• Written exercise: Search the records that follow and extract every line containing the string "klawiszy".

• Given information:

┌──

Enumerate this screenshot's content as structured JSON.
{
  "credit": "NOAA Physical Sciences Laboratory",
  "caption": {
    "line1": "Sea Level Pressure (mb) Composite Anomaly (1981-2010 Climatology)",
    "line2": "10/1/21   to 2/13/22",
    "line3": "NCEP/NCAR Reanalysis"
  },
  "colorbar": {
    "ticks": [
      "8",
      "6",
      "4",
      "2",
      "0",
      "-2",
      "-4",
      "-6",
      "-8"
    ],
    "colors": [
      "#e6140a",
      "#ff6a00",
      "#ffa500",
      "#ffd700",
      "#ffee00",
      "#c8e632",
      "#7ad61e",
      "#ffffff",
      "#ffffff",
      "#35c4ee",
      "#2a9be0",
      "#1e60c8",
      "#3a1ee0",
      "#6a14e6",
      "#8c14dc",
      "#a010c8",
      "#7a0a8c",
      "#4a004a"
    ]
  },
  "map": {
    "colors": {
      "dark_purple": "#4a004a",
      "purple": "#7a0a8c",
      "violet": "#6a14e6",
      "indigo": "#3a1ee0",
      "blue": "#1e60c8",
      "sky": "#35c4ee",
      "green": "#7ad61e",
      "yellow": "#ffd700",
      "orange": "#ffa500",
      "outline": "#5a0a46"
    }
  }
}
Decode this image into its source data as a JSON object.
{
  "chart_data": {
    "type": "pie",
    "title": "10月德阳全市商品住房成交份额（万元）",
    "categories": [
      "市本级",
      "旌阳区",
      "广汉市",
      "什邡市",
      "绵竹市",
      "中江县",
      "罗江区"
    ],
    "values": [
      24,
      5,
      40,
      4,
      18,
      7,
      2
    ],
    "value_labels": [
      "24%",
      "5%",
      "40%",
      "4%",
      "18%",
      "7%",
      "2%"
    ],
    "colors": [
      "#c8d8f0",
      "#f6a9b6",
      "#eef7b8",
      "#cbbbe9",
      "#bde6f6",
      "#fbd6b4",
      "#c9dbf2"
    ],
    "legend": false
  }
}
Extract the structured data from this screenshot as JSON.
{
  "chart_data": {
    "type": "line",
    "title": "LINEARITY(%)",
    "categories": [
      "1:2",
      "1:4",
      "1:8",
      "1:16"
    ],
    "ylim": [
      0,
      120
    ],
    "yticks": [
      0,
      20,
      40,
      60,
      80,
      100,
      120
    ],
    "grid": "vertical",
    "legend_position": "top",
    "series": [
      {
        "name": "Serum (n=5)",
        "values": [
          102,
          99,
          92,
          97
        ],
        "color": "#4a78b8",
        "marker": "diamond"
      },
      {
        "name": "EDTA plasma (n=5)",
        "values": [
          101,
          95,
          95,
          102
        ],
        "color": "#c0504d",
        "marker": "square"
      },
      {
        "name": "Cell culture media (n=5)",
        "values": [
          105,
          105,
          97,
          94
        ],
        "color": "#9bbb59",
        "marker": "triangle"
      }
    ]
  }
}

└──
┌──

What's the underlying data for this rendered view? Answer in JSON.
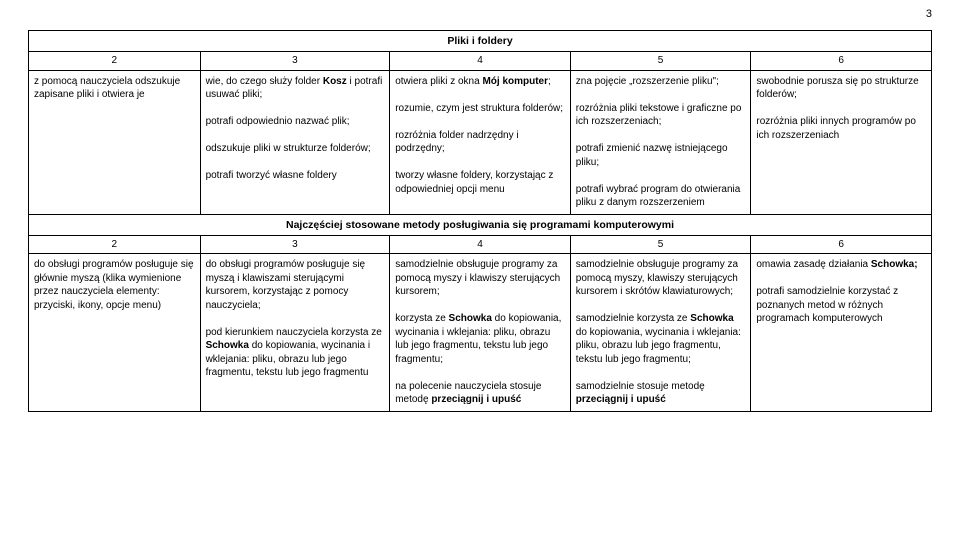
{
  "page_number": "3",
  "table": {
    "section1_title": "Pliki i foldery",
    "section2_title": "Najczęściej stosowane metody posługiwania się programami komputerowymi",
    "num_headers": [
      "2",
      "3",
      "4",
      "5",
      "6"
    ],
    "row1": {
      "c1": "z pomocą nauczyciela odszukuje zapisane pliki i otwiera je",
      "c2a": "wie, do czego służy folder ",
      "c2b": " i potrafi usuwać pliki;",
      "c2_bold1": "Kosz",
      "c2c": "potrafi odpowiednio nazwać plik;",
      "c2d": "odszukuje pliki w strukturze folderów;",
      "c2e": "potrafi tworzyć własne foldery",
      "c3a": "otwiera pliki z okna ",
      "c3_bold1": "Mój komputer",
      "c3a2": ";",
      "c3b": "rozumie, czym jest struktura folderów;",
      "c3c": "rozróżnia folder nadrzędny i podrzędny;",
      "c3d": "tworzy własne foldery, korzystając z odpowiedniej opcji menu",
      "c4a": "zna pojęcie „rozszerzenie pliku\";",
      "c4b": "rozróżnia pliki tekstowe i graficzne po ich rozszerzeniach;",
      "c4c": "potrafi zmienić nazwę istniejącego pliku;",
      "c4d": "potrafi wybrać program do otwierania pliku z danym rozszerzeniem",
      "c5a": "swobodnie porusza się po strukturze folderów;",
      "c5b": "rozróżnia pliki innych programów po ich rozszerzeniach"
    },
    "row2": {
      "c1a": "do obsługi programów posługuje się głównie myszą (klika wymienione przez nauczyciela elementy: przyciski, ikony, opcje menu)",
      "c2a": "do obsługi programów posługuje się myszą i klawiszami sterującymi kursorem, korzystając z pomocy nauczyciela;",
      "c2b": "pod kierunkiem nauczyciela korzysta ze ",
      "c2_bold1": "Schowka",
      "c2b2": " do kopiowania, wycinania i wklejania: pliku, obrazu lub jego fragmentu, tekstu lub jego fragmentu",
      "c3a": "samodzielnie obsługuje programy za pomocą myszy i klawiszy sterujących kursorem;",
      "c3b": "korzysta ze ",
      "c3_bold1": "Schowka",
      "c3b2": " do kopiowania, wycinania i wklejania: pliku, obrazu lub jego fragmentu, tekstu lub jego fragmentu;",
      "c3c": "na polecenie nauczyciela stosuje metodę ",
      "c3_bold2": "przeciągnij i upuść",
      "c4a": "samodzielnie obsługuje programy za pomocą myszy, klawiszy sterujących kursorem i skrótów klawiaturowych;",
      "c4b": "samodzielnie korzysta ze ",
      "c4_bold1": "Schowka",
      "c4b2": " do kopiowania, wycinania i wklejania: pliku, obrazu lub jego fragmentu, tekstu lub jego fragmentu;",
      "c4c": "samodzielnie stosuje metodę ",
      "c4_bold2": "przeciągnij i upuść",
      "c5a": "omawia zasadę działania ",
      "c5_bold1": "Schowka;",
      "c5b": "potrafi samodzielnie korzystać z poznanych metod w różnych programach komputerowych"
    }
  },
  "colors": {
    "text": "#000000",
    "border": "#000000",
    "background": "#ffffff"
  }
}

└──
┌──

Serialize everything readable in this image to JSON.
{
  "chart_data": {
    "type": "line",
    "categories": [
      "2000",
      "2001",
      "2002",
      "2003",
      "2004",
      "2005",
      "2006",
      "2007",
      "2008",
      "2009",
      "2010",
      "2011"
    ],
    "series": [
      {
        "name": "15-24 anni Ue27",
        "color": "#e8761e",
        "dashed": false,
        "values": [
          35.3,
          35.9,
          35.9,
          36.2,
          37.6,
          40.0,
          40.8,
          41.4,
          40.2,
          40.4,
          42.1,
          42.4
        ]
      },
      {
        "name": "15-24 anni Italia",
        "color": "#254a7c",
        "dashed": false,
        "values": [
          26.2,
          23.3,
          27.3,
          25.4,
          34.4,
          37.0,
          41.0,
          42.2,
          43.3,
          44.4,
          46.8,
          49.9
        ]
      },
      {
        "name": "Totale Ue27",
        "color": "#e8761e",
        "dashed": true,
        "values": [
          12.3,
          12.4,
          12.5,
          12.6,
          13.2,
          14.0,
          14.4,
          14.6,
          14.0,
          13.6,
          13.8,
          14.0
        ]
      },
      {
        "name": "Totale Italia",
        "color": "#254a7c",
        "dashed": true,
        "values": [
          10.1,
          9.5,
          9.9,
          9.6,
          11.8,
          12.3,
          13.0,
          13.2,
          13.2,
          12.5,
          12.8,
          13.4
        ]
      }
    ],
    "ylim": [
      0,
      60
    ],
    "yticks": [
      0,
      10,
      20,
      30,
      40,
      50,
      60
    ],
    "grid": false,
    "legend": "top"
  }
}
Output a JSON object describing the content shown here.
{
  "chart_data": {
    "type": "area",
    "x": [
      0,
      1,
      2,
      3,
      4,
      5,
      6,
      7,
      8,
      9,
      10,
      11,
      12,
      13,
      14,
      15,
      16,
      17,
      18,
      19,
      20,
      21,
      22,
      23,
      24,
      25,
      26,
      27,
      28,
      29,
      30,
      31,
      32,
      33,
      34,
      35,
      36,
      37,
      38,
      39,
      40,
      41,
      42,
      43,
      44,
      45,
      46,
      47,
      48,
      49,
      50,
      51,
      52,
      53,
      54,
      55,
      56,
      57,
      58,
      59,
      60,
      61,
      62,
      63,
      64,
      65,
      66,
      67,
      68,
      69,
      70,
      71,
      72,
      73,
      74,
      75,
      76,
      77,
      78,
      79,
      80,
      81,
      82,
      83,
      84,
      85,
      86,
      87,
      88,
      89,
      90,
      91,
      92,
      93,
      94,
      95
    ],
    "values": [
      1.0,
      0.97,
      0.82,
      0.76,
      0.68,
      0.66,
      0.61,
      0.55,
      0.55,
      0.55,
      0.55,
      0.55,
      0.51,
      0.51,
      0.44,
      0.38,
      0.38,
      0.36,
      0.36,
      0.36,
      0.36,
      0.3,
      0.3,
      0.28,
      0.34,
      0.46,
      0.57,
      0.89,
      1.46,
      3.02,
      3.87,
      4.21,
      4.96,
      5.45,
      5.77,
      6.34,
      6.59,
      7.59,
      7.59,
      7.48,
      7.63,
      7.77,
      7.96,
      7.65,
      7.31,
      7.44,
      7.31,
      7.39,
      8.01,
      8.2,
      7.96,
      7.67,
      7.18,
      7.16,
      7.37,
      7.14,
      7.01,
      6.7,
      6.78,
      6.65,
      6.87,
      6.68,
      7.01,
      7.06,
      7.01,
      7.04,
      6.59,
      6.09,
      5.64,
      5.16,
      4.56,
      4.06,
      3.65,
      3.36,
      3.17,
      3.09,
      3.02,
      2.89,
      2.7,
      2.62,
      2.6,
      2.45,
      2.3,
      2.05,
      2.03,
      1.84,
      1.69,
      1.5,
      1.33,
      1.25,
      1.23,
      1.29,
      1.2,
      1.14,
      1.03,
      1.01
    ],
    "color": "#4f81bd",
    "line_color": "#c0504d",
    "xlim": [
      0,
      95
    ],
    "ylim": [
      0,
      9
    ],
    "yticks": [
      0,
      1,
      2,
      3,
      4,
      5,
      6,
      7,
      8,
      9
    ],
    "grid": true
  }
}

└──

• Final result:
      "c3a": "samodzielnie obsługuje programy za pomocą myszy i klawiszy sterujących kursorem;",
      "c4a": "samodzielnie obsługuje programy za pomocą myszy, klawiszy sterujących kursorem i skrótów klawiaturowych;",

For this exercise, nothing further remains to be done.